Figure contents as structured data

--- --- ---

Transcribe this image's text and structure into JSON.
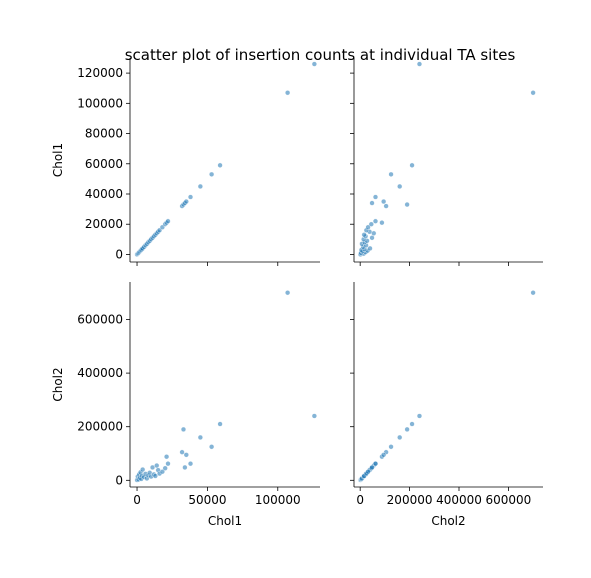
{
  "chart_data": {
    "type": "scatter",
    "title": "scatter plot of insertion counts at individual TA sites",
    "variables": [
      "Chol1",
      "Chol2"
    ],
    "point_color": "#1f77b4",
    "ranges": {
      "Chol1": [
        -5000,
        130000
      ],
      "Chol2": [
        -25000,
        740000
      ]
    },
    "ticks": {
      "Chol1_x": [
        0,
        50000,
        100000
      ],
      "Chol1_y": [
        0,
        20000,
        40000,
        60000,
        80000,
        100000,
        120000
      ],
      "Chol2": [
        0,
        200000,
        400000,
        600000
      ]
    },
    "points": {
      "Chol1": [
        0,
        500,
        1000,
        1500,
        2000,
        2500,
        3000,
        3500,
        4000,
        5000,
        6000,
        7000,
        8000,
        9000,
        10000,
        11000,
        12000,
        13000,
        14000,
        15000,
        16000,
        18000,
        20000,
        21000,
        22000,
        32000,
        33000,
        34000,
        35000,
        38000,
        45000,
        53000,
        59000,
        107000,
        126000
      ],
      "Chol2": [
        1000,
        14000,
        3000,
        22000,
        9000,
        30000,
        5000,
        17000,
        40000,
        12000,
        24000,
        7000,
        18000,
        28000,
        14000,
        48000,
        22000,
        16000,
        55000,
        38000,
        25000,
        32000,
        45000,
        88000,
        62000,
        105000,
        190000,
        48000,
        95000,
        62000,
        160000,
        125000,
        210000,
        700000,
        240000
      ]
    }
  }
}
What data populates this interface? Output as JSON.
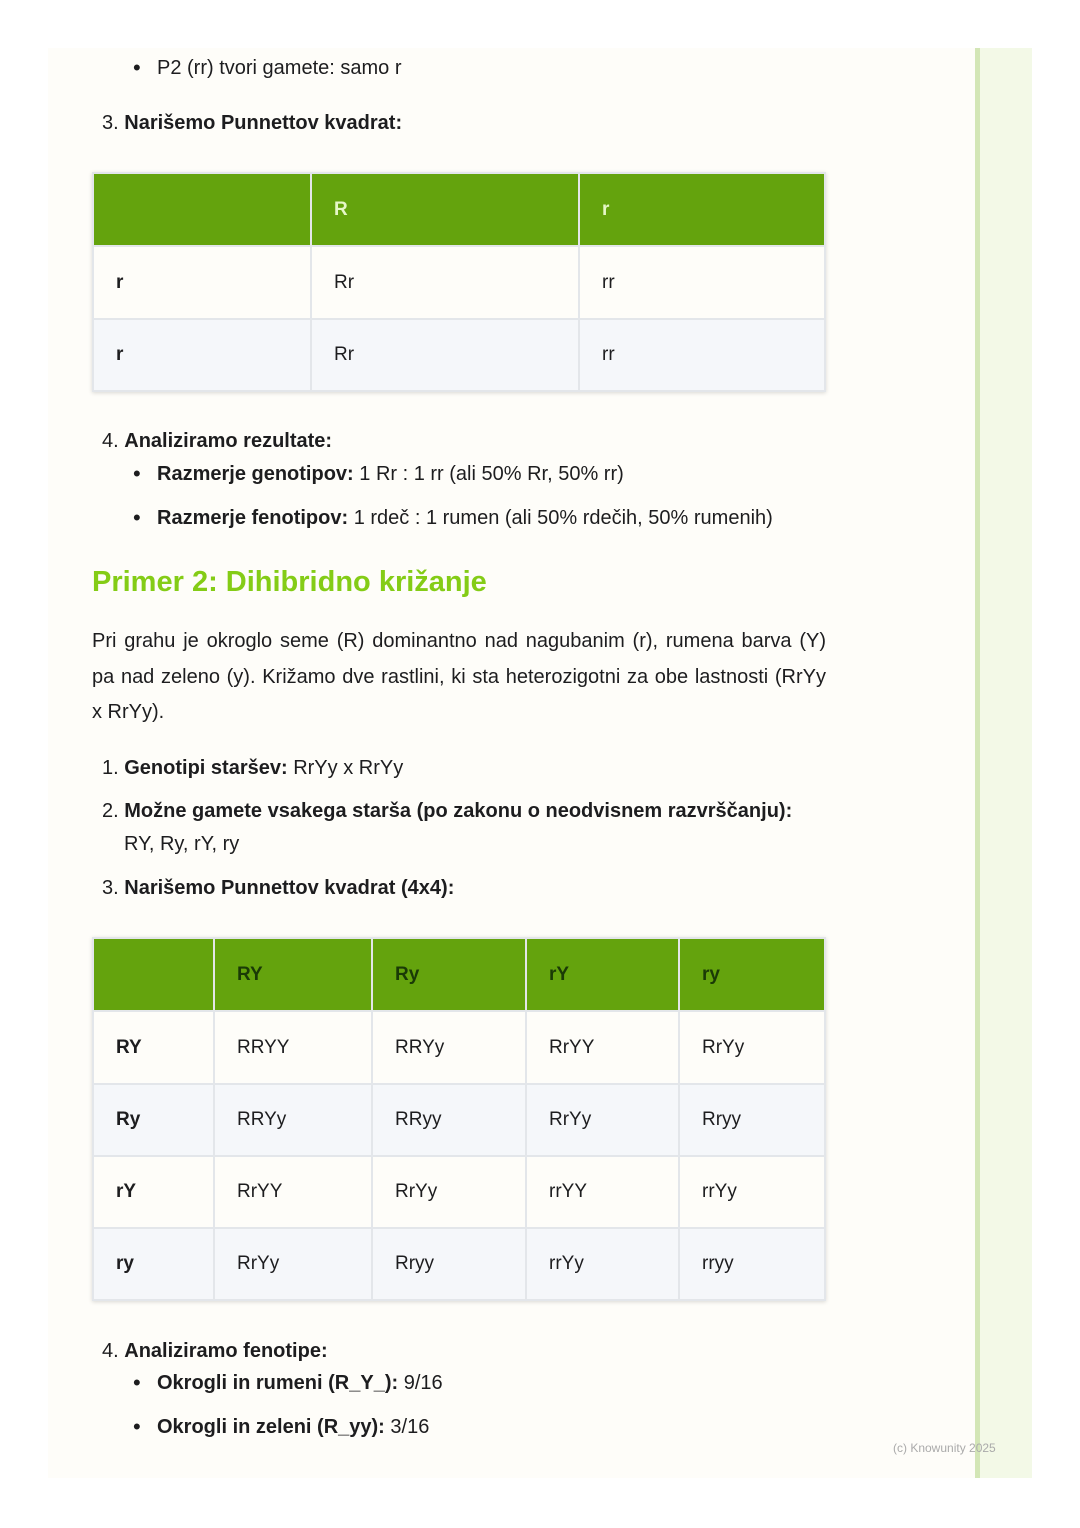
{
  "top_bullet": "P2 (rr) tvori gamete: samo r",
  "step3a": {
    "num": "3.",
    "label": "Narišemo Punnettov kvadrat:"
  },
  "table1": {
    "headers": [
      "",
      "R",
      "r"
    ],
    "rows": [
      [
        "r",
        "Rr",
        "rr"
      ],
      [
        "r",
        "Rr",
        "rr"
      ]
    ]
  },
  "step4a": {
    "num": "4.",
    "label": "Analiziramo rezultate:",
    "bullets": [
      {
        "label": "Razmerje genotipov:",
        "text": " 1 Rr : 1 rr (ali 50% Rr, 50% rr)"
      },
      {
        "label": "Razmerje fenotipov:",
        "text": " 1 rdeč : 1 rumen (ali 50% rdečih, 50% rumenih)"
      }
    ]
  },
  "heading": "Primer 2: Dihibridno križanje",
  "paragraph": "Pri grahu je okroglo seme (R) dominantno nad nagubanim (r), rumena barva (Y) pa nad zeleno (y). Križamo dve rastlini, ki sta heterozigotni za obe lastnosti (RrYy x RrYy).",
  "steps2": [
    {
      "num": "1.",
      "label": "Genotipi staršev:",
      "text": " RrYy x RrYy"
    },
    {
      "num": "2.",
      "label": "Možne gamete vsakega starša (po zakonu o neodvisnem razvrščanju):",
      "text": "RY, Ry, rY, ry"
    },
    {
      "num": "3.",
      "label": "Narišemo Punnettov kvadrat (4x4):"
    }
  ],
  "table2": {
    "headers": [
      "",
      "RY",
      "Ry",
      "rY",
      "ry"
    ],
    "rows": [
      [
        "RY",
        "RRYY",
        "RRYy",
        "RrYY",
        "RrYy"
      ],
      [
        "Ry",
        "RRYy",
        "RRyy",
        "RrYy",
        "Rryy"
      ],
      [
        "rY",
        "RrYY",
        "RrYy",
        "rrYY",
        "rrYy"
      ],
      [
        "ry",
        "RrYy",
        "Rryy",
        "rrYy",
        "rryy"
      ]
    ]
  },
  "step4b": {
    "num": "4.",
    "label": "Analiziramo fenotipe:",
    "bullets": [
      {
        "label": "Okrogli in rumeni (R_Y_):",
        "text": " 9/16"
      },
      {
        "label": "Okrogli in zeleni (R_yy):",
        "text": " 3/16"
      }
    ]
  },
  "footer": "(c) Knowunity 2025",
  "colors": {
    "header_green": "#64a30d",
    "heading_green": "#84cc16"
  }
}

--- --- ---

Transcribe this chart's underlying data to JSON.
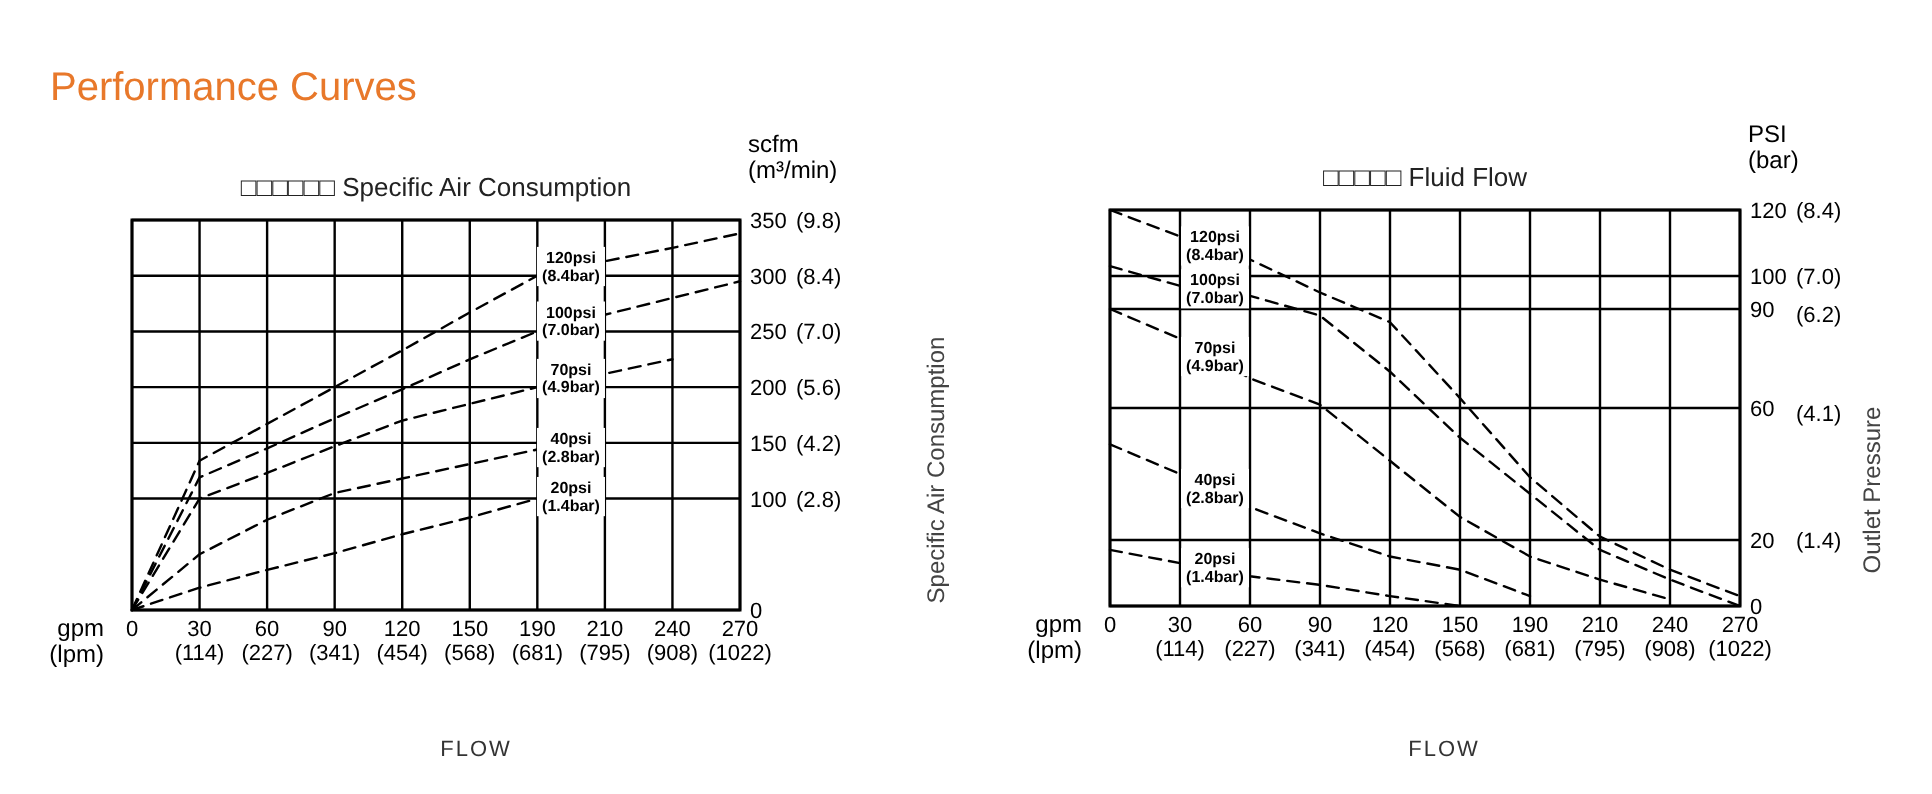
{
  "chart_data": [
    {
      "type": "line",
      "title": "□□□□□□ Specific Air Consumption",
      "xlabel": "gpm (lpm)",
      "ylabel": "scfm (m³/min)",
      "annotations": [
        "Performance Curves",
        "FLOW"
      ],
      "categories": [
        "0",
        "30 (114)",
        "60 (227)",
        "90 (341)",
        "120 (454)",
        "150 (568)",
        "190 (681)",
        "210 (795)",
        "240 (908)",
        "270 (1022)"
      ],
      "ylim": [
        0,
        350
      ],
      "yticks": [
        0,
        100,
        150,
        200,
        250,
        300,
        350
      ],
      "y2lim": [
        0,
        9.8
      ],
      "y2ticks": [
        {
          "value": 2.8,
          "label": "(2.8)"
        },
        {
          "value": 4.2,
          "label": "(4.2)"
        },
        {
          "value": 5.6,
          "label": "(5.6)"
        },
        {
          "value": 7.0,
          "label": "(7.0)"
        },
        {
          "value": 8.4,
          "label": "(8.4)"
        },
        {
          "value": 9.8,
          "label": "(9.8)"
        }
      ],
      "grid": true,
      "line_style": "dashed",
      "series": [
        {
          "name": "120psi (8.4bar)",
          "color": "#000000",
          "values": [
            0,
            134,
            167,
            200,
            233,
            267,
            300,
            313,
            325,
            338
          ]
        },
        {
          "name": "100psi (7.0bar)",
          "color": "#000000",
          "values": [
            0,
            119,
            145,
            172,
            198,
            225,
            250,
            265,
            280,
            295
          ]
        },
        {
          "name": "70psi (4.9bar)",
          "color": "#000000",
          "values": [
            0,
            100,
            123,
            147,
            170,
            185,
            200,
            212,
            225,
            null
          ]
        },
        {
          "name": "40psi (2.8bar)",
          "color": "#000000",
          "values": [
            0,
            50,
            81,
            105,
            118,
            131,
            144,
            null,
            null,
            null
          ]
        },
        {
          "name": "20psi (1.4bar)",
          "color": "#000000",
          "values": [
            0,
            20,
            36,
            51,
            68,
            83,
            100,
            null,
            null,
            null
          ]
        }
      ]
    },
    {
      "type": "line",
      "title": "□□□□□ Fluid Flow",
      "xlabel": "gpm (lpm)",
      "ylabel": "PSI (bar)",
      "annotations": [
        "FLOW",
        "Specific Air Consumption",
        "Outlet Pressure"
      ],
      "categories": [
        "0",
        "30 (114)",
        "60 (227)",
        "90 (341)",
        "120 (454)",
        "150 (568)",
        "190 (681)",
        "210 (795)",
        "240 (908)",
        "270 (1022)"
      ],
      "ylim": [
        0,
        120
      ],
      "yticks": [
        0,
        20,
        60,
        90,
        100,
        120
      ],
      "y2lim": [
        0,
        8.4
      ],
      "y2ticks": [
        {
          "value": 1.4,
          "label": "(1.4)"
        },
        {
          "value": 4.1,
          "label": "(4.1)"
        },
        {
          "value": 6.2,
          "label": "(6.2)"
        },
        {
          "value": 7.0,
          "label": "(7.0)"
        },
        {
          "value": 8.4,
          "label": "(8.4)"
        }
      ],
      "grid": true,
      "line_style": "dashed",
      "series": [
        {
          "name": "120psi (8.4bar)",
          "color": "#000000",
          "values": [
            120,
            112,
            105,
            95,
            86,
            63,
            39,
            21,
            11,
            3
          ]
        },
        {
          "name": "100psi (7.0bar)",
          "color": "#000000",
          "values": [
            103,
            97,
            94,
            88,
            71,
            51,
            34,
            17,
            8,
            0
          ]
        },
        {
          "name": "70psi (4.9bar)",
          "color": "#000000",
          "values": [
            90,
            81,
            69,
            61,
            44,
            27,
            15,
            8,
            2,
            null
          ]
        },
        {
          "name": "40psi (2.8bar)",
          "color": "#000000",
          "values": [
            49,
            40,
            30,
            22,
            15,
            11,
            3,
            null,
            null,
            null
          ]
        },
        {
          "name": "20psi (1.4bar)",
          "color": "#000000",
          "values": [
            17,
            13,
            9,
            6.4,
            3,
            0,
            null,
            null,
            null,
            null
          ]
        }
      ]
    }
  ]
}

--- --- ---

### Task objective
Check every line of the data, and copy the ones that contain "kvadrat".

### Output for this task
    "label": "Narišemo Punnettov kvadrat:"
      "label": "Narišemo Punnettov kvadrat (4x4):"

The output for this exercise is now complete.